- **ARTICLE**:
>> begin
Acceptance Criteria:

  • Takes condition_id + time params → returns flow analysis
  • Each bucket has: timestamp, buy_volume, sell_volume, net_flow, ratio
  • Summary includes: overall direction (BUY/SELL dominant), total volume, flow trend (accelerating/decelerating)
  • Unit tests cover: buy-heavy flow, sell-heavy flow, balanced flow, empty trades
  • Tests pass with uv run pytest tests/unit/test_directional_flow.py

Deliverables:

  • kosong_agent/tools/polymarket/directional_flow.py
  • tests/unit/test_directional_flow.py

2.7 — Account Age Scoring Tool (M2)

Assignee: Dev B Effort: 1 day Depends on: —

Description: New RobustTool that scores wallet age to flag fresh/suspicious accounts. Uses Polygon RPC or Etherscan API to find wallet’s first transaction. Applies age-based scoring tiers.

Reuses: get_wallet_first_tx() from ~/work/polymarket-scratch/insider-detection/src/polygon_client.py, signal thresholds from signals.py

Subtasks:

  • Adapt get_wallet_first_tx() into RobustTool
  • Define AccountAgeParams (wallet_address)
  • Scoring tiers:
    • < 7 days: HIGH RISK (score 90-100)
    • 7-30 days: ELEVATED (score 60-89)
    • 30-90 days: MODERATE (score 30-59)
    • > 90 days: LOW RISK (score 0-29)
  • Output: first_tx_date, account_age_days, risk_tier, risk_score
  • Handle wallets with no history (brand new → max risk)
  • Unit tests with mocked blockchain responses

Acceptance Criteria:

  • Takes wallet address → returns age assessment with score and tier
  • Handles unknown wallets (no on-chain history) as maximum risk
  • Scoring tiers match spec above
  • Unit tests cover: each tier, unknown wallet, very old wallet
  • Tests pass with uv run pytest tests/unit/test_account_age.py

Deliverables:

  • kosong_agent/tools/polymarket/account_age.py
  • tests/unit/test_account_age.py

2.8 — Concentration + Cross-Market Detection Tool (M2)

Assignee: Dev A Effort: 1 day Depends on: —

Description: New RobustTool that detects coordinated activity: wallets heavily concentrated in related markets or exhibiting cross-market patterns. Uses wallet history and position data to flag suspicious concentration.
>> end
- **EXERCISE MATERIALS**:
>> begin
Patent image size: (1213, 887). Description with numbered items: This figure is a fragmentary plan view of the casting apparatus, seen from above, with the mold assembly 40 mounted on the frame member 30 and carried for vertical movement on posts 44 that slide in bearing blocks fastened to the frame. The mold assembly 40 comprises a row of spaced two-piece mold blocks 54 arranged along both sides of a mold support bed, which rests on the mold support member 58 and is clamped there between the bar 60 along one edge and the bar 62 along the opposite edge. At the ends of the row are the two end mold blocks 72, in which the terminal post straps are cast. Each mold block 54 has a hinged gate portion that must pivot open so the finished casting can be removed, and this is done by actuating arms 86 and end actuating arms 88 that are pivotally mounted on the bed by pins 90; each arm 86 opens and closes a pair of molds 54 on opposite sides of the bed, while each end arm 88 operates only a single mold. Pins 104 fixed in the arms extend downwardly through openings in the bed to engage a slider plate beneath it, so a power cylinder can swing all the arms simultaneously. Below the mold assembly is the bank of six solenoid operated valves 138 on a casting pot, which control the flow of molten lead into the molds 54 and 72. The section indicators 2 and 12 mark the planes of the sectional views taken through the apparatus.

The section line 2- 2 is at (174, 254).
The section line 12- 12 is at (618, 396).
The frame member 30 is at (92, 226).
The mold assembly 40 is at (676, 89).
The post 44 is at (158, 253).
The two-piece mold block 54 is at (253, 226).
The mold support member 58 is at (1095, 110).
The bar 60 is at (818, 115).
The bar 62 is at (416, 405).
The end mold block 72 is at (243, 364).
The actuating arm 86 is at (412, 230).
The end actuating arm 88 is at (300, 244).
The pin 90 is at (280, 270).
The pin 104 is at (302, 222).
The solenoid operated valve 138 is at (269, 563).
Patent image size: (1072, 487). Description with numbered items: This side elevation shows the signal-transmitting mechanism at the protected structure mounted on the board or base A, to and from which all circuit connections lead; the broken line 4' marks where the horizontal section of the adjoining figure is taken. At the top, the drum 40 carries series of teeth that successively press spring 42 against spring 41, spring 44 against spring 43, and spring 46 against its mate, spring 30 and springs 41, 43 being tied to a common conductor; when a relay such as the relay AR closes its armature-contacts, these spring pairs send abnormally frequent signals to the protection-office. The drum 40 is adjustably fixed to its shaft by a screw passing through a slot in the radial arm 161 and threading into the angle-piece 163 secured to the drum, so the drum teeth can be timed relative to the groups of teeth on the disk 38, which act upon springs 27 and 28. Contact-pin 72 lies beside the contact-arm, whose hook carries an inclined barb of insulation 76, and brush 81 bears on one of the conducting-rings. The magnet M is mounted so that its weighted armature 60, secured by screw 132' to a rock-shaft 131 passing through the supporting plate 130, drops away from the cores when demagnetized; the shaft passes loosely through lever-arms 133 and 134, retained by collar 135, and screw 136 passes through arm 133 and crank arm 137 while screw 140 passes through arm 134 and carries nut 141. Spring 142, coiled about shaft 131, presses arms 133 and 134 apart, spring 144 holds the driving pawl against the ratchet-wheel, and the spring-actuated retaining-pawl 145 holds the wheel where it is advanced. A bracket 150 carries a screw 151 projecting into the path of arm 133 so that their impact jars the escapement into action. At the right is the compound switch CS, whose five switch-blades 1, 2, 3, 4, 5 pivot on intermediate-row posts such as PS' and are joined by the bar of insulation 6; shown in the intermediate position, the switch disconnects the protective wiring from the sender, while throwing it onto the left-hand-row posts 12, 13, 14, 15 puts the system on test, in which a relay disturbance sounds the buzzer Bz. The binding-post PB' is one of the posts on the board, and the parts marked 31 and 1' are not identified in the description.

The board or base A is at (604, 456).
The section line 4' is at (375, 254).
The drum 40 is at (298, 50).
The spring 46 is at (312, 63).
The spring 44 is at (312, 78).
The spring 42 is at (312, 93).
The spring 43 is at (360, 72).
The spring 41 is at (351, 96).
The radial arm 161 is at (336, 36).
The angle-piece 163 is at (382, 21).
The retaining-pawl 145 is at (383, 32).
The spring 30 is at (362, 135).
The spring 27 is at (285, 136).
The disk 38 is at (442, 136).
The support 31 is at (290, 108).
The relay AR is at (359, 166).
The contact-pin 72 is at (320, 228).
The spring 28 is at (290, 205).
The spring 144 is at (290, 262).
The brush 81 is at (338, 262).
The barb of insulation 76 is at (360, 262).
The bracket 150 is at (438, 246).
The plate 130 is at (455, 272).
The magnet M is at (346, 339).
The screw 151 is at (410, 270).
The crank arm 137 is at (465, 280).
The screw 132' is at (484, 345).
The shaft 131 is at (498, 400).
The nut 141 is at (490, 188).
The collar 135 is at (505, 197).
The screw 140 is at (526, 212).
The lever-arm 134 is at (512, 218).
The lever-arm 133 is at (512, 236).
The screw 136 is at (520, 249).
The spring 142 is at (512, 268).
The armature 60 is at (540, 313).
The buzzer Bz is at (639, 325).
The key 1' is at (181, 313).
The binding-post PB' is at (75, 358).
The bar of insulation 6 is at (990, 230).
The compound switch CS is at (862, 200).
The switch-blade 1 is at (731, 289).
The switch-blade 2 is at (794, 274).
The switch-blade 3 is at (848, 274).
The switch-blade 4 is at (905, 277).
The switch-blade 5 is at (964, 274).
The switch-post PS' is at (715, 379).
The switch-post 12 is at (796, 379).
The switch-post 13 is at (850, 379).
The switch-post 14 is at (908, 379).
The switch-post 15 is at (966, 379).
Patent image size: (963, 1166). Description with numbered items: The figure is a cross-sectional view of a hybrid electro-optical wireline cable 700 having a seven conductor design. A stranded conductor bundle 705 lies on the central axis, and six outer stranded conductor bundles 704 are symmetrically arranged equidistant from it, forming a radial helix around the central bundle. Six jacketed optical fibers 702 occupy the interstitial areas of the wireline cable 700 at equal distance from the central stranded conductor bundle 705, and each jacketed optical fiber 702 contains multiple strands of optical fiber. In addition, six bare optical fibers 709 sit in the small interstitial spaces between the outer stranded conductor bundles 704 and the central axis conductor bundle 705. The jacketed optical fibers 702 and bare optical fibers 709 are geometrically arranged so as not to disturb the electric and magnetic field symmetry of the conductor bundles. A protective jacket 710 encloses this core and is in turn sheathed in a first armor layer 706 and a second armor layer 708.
>> end
- **DIRECTIVES**:
a – Repeat the passage of the task plan starting with "Reuses: get_wallet_first_tx() from" and going on through "MODERATE (score 30-59)".
b – Reproduce the rows from their start through the line with "The pin 90 is at (280, 270).", changing "casting apparatus" to "molding apparatus" and leaving everything else as it is.
The rows are unrelated to the task plan.

- **ANSWERS GIVEN**:
a –
Reuses: get_wallet_first_tx() from ~/work/polymarket-scratch/insider-detection/src/polygon_client.py, signal thresholds from signals.py

Subtasks:

  • Adapt get_wallet_first_tx() into RobustTool
  • Define AccountAgeParams (wallet_address)
  • Scoring tiers:
    • < 7 days: HIGH RISK (score 90-100)
    • 7-30 days: ELEVATED (score 60-89)
    • 30-90 days: MODERATE (score 30-59)

b –
Patent image size: (1213, 887). Description with numbered items: This figure is a fragmentary plan view of the molding apparatus, seen from above, with the mold assembly 40 mounted on the frame member 30 and carried for vertical movement on posts 44 that slide in bearing blocks fastened to the frame. The mold assembly 40 comprises a row of spaced two-piece mold blocks 54 arranged along both sides of a mold support bed, which rests on the mold support member 58 and is clamped there between the bar 60 along one edge and the bar 62 along the opposite edge. At the ends of the row are the two end mold blocks 72, in which the terminal post straps are cast. Each mold block 54 has a hinged gate portion that must pivot open so the finished casting can be removed, and this is done by actuating arms 86 and end actuating arms 88 that are pivotally mounted on the bed by pins 90; each arm 86 opens and closes a pair of molds 54 on opposite sides of the bed, while each end arm 88 operates only a single mold. Pins 104 fixed in the arms extend downwardly through openings in the bed to engage a slider plate beneath it, so a power cylinder can swing all the arms simultaneously. Below the mold assembly is the bank of six solenoid operated valves 138 on a casting pot, which control the flow of molten lead into the molds 54 and 72. The section indicators 2 and 12 mark the planes of the sectional views taken through the apparatus.

The section line 2- 2 is at (174, 254).
The section line 12- 12 is at (618, 396).
The frame member 30 is at (92, 226).
The mold assembly 40 is at (676, 89).
The post 44 is at (158, 253).
The two-piece mold block 54 is at (253, 226).
The mold support member 58 is at (1095, 110).
The bar 60 is at (818, 115).
The bar 62 is at (416, 405).
The end mold block 72 is at (243, 364).
The actuating arm 86 is at (412, 230).
The end actuating arm 88 is at (300, 244).
The pin 90 is at (280, 270).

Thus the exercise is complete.